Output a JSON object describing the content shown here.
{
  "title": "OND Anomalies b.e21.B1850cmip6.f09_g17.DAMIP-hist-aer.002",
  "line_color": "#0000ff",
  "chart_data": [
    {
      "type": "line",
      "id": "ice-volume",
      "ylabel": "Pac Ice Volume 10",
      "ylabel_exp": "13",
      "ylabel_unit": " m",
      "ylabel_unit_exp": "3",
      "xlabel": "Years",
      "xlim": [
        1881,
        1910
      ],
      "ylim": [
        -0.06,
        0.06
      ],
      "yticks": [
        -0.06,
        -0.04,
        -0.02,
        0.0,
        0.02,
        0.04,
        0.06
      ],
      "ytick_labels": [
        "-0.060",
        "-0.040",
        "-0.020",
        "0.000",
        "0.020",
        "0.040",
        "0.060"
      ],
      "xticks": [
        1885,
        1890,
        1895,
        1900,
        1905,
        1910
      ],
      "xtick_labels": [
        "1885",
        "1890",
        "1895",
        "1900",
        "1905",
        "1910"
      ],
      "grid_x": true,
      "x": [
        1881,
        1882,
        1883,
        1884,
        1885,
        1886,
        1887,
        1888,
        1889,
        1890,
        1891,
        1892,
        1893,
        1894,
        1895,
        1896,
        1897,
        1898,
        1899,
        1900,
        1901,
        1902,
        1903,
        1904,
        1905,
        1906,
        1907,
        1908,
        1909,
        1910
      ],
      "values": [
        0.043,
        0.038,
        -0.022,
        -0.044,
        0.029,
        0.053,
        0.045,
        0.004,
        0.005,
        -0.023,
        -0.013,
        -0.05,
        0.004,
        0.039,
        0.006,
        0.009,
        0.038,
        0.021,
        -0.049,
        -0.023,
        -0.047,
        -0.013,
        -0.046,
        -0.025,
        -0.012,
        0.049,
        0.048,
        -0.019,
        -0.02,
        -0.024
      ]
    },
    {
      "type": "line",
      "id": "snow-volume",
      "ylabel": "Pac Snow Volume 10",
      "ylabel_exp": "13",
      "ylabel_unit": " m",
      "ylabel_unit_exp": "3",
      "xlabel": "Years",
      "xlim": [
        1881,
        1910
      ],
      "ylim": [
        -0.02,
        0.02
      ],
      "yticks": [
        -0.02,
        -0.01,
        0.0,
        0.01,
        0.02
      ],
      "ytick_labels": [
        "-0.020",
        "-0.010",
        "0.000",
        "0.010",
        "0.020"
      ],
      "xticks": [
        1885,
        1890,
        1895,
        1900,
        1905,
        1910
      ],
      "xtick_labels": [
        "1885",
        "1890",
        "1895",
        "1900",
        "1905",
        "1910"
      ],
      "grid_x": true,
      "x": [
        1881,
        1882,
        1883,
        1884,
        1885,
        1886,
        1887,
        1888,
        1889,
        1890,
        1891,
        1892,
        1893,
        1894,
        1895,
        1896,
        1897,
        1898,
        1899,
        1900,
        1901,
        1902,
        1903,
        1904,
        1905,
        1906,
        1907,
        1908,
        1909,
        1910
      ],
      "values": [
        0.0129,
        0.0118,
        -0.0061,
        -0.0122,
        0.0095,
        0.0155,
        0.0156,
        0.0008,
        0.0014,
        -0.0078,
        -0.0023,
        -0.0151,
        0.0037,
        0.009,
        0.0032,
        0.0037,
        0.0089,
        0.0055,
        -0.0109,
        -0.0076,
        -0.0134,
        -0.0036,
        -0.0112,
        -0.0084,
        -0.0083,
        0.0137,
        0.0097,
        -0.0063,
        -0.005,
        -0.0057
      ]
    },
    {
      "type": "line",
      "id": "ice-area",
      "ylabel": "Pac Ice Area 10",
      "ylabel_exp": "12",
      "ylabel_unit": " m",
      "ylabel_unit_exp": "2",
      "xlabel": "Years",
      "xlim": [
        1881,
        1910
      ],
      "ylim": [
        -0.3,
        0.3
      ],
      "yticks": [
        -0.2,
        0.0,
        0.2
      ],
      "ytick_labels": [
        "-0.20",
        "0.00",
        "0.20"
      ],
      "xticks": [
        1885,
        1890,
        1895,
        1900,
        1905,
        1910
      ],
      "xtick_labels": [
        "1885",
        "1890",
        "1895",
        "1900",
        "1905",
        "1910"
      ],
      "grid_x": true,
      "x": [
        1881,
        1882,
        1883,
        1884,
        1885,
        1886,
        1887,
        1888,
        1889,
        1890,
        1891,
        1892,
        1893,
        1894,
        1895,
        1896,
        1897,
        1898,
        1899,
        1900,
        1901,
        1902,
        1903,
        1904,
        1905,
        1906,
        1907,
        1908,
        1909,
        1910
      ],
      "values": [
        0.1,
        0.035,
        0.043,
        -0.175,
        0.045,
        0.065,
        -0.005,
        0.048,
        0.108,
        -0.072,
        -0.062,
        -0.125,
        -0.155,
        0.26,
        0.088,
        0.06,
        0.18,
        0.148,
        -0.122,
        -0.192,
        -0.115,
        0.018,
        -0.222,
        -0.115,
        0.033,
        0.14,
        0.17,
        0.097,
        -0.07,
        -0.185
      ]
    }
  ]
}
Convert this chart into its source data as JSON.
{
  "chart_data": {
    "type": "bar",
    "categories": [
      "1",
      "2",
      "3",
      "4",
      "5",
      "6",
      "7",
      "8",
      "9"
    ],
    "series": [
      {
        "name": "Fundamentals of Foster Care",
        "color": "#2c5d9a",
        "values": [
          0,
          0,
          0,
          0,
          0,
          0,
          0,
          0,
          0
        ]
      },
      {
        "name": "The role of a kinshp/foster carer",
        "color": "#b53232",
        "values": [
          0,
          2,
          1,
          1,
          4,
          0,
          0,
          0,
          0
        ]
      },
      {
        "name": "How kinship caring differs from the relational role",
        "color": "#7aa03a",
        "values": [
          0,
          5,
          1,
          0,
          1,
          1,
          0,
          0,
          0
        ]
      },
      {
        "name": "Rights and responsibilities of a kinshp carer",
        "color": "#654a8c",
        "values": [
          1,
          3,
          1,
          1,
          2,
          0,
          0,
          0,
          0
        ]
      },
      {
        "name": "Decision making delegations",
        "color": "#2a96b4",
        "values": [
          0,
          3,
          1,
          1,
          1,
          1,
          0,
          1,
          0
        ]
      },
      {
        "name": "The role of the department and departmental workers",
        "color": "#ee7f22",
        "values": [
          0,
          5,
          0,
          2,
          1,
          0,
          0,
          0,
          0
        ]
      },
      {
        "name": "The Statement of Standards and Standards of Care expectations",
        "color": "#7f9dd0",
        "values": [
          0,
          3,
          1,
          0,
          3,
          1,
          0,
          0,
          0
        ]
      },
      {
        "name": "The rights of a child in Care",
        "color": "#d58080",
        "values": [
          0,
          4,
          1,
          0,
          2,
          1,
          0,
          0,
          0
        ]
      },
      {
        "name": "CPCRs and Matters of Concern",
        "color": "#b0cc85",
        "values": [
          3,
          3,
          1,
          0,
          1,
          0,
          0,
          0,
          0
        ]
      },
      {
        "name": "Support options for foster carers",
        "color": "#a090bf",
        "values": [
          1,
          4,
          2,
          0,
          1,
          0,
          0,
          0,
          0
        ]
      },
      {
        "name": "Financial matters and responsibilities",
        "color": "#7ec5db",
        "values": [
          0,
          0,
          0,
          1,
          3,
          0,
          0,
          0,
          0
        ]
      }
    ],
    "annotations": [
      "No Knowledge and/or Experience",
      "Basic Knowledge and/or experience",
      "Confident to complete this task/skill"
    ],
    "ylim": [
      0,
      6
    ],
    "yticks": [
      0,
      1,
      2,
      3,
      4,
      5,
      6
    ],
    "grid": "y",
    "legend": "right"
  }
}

▸ Problem
Transcribe the full listing above without leaving anything out.

▸ Problem solution
Output a JSON object describing the content shown here.
{
  "title": "OND Anomalies b.e21.B1850cmip6.f09_g17.DAMIP-hist-aer.002",
  "line_color": "#0000ff",
  "chart_data": [
    {
      "type": "line",
      "id": "ice-volume",
      "ylabel": "Pac Ice Volume 10",
      "ylabel_exp": "13",
      "ylabel_unit": " m",
      "ylabel_unit_exp": "3",
      "xlabel": "Years",
      "xlim": [
        1881,
        1910
      ],
      "ylim": [
        -0.06,
        0.06
      ],
      "yticks": [
        -0.06,
        -0.04,
        -0.02,
        0.0,
        0.02,
        0.04,
        0.06
      ],
      "ytick_labels": [
        "-0.060",
        "-0.040",
        "-0.020",
        "0.000",
        "0.020",
        "0.040",
        "0.060"
      ],
      "xticks": [
        1885,
        1890,
        1895,
        1900,
        1905,
        1910
      ],
      "xtick_labels": [
        "1885",
        "1890",
        "1895",
        "1900",
        "1905",
        "1910"
      ],
      "grid_x": true,
      "x": [
        1881,
        1882,
        1883,
        1884,
        1885,
        1886,
        1887,
        1888,
        1889,
        1890,
        1891,
        1892,
        1893,
        1894,
        1895,
        1896,
        1897,
        1898,
        1899,
        1900,
        1901,
        1902,
        1903,
        1904,
        1905,
        1906,
        1907,
        1908,
        1909,
        1910
      ],
      "values": [
        0.043,
        0.038,
        -0.022,
        -0.044,
        0.029,
        0.053,
        0.045,
        0.004,
        0.005,
        -0.023,
        -0.013,
        -0.05,
        0.004,
        0.039,
        0.006,
        0.009,
        0.038,
        0.021,
        -0.049,
        -0.023,
        -0.047,
        -0.013,
        -0.046,
        -0.025,
        -0.012,
        0.049,
        0.048,
        -0.019,
        -0.02,
        -0.024
      ]
    },
    {
      "type": "line",
      "id": "snow-volume",
      "ylabel": "Pac Snow Volume 10",
      "ylabel_exp": "13",
      "ylabel_unit": " m",
      "ylabel_unit_exp": "3",
      "xlabel": "Years",
      "xlim": [
        1881,
        1910
      ],
      "ylim": [
        -0.02,
        0.02
      ],
      "yticks": [
        -0.02,
        -0.01,
        0.0,
        0.01,
        0.02
      ],
      "ytick_labels": [
        "-0.020",
        "-0.010",
        "0.000",
        "0.010",
        "0.020"
      ],
      "xticks": [
        1885,
        1890,
        1895,
        1900,
        1905,
        1910
      ],
      "xtick_labels": [
        "1885",
        "1890",
        "1895",
        "1900",
        "1905",
        "1910"
      ],
      "grid_x": true,
      "x": [
        1881,
        1882,
        1883,
        1884,
        1885,
        1886,
        1887,
        1888,
        1889,
        1890,
        1891,
        1892,
        1893,
        1894,
        1895,
        1896,
        1897,
        1898,
        1899,
        1900,
        1901,
        1902,
        1903,
        1904,
        1905,
        1906,
        1907,
        1908,
        1909,
        1910
      ],
      "values": [
        0.0129,
        0.0118,
        -0.0061,
        -0.0122,
        0.0095,
        0.0155,
        0.0156,
        0.0008,
        0.0014,
        -0.0078,
        -0.0023,
        -0.0151,
        0.0037,
        0.009,
        0.0032,
        0.0037,
        0.0089,
        0.0055,
        -0.0109,
        -0.0076,
        -0.0134,
        -0.0036,
        -0.0112,
        -0.0084,
        -0.0083,
        0.0137,
        0.0097,
        -0.0063,
        -0.005,
        -0.0057
      ]
    },
    {
      "type": "line",
      "id": "ice-area",
      "ylabel": "Pac Ice Area 10",
      "ylabel_exp": "12",
      "ylabel_unit": " m",
      "ylabel_unit_exp": "2",
      "xlabel": "Years",
      "xlim": [
        1881,
        1910
      ],
      "ylim": [
        -0.3,
        0.3
      ],
      "yticks": [
        -0.2,
        0.0,
        0.2
      ],
      "ytick_labels": [
        "-0.20",
        "0.00",
        "0.20"
      ],
      "xticks": [
        1885,
        1890,
        1895,
        1900,
        1905,
        1910
      ],
      "xtick_labels": [
        "1885",
        "1890",
        "1895",
        "1900",
        "1905",
        "1910"
      ],
      "grid_x": true,
      "x": [
        1881,
        1882,
        1883,
        1884,
        1885,
        1886,
        1887,
        1888,
        1889,
        1890,
        1891,
        1892,
        1893,
        1894,
        1895,
        1896,
        1897,
        1898,
        1899,
        1900,
        1901,
        1902,
        1903,
        1904,
        1905,
        1906,
        1907,
        1908,
        1909,
        1910
      ],
      "values": [
        0.1,
        0.035,
        0.043,
        -0.175,
        0.045,
        0.065,
        -0.005,
        0.048,
        0.108,
        -0.072,
        -0.062,
        -0.125,
        -0.155,
        0.26,
        0.088,
        0.06,
        0.18,
        0.148,
        -0.122,
        -0.192,
        -0.115,
        0.018,
        -0.222,
        -0.115,
        0.033,
        0.14,
        0.17,
        0.097,
        -0.07,
        -0.185
      ]
    }
  ]
}
Convert this chart into its source data as JSON.
{
  "chart_data": {
    "type": "bar",
    "categories": [
      "1",
      "2",
      "3",
      "4",
      "5",
      "6",
      "7",
      "8",
      "9"
    ],
    "series": [
      {
        "name": "Fundamentals of Foster Care",
        "color": "#2c5d9a",
        "values": [
          0,
          0,
          0,
          0,
          0,
          0,
          0,
          0,
          0
        ]
      },
      {
        "name": "The role of a kinshp/foster carer",
        "color": "#b53232",
        "values": [
          0,
          2,
          1,
          1,
          4,
          0,
          0,
          0,
          0
        ]
      },
      {
        "name": "How kinship caring differs from the relational role",
        "color": "#7aa03a",
        "values": [
          0,
          5,
          1,
          0,
          1,
          1,
          0,
          0,
          0
        ]
      },
      {
        "name": "Rights and responsibilities of a kinshp carer",
        "color": "#654a8c",
        "values": [
          1,
          3,
          1,
          1,
          2,
          0,
          0,
          0,
          0
        ]
      },
      {
        "name": "Decision making delegations",
        "color": "#2a96b4",
        "values": [
          0,
          3,
          1,
          1,
          1,
          1,
          0,
          1,
          0
        ]
      },
      {
        "name": "The role of the department and departmental workers",
        "color": "#ee7f22",
        "values": [
          0,
          5,
          0,
          2,
          1,
          0,
          0,
          0,
          0
        ]
      },
      {
        "name": "The Statement of Standards and Standards of Care expectations",
        "color": "#7f9dd0",
        "values": [
          0,
          3,
          1,
          0,
          3,
          1,
          0,
          0,
          0
        ]
      },
      {
        "name": "The rights of a child in Care",
        "color": "#d58080",
        "values": [
          0,
          4,
          1,
          0,
          2,
          1,
          0,
          0,
          0
        ]
      },
      {
        "name": "CPCRs and Matters of Concern",
        "color": "#b0cc85",
        "values": [
          3,
          3,
          1,
          0,
          1,
          0,
          0,
          0,
          0
        ]
      },
      {
        "name": "Support options for foster carers",
        "color": "#a090bf",
        "values": [
          1,
          4,
          2,
          0,
          1,
          0,
          0,
          0,
          0
        ]
      },
      {
        "name": "Financial matters and responsibilities",
        "color": "#7ec5db",
        "values": [
          0,
          0,
          0,
          1,
          3,
          0,
          0,
          0,
          0
        ]
      }
    ],
    "annotations": [
      "No Knowledge and/or Experience",
      "Basic Knowledge and/or experience",
      "Confident to complete this task/skill"
    ],
    "ylim": [
      0,
      6
    ],
    "yticks": [
      0,
      1,
      2,
      3,
      4,
      5,
      6
    ],
    "grid": "y",
    "legend": "right"
  }
}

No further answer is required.